═════ Given information

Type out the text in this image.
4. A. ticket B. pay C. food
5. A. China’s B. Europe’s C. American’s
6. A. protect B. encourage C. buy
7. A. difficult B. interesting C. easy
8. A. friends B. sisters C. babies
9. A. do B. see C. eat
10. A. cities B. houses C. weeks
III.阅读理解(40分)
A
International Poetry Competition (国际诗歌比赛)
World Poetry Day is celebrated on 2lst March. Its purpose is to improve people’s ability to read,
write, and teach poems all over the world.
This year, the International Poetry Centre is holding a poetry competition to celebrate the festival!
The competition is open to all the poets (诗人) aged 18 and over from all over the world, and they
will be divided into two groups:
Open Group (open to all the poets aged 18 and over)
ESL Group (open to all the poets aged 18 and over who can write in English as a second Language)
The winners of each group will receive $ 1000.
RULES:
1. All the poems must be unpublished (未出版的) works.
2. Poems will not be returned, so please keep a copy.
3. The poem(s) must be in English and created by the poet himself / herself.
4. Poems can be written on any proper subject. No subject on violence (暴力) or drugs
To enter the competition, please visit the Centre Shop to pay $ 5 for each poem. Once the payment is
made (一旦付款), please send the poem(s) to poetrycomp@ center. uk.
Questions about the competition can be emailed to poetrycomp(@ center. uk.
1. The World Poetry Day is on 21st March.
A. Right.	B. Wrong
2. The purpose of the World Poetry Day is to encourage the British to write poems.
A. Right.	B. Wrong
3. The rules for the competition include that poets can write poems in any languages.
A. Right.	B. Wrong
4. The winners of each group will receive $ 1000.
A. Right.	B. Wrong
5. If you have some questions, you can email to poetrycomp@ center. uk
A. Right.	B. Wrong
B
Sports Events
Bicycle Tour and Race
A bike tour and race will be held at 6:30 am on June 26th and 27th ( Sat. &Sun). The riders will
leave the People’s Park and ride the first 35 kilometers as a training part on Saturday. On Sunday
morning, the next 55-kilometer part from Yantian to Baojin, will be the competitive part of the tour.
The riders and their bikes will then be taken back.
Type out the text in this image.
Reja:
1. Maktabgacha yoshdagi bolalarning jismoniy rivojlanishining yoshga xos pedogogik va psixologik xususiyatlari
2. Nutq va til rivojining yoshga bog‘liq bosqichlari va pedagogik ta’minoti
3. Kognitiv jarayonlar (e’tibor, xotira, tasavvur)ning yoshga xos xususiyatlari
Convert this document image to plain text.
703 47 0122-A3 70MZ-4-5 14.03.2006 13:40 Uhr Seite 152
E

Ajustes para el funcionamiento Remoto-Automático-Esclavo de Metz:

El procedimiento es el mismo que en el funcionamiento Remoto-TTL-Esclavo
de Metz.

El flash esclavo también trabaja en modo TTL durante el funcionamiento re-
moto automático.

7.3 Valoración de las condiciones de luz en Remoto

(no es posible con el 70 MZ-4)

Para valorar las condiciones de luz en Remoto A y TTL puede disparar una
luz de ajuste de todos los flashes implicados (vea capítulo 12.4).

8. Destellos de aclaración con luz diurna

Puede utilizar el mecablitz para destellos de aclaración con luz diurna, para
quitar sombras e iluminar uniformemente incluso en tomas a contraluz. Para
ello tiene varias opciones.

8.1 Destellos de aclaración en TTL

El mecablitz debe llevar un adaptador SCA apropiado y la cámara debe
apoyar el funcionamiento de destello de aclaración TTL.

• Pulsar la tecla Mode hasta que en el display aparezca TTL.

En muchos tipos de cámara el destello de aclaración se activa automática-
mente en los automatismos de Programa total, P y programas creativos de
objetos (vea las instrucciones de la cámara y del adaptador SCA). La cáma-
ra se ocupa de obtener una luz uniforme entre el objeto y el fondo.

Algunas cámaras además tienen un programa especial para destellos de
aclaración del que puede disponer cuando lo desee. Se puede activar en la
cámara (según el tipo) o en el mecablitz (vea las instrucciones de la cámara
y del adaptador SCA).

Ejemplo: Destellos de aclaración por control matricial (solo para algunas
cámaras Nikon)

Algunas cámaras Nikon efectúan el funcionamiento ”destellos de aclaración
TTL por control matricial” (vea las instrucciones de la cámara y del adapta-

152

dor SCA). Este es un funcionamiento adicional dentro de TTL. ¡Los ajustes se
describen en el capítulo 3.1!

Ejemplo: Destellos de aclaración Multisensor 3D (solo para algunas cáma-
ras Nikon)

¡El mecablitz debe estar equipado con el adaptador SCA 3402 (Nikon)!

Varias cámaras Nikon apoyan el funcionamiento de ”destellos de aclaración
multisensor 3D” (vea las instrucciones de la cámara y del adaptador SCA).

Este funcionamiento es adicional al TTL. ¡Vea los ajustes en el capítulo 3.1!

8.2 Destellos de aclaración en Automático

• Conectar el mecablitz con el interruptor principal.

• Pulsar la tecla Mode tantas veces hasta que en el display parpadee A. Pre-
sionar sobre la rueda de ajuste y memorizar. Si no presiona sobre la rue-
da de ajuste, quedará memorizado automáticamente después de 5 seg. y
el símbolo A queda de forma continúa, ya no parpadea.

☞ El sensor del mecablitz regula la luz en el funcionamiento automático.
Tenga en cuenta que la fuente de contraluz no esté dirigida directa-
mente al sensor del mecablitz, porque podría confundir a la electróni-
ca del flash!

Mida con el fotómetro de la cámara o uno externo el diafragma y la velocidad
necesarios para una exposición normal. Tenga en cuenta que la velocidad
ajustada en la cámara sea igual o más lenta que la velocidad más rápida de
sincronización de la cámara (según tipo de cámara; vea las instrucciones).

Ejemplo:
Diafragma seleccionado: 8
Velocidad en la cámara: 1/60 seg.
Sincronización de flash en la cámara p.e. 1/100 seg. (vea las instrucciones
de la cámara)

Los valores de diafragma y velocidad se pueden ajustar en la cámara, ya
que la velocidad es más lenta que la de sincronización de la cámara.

══════════

Exercise. Collect the lines of the records that include the string "International".

Response.
International Poetry Competition (国际诗歌比赛)
This year, the International Poetry Centre is holding a poetry competition to celebrate the festival!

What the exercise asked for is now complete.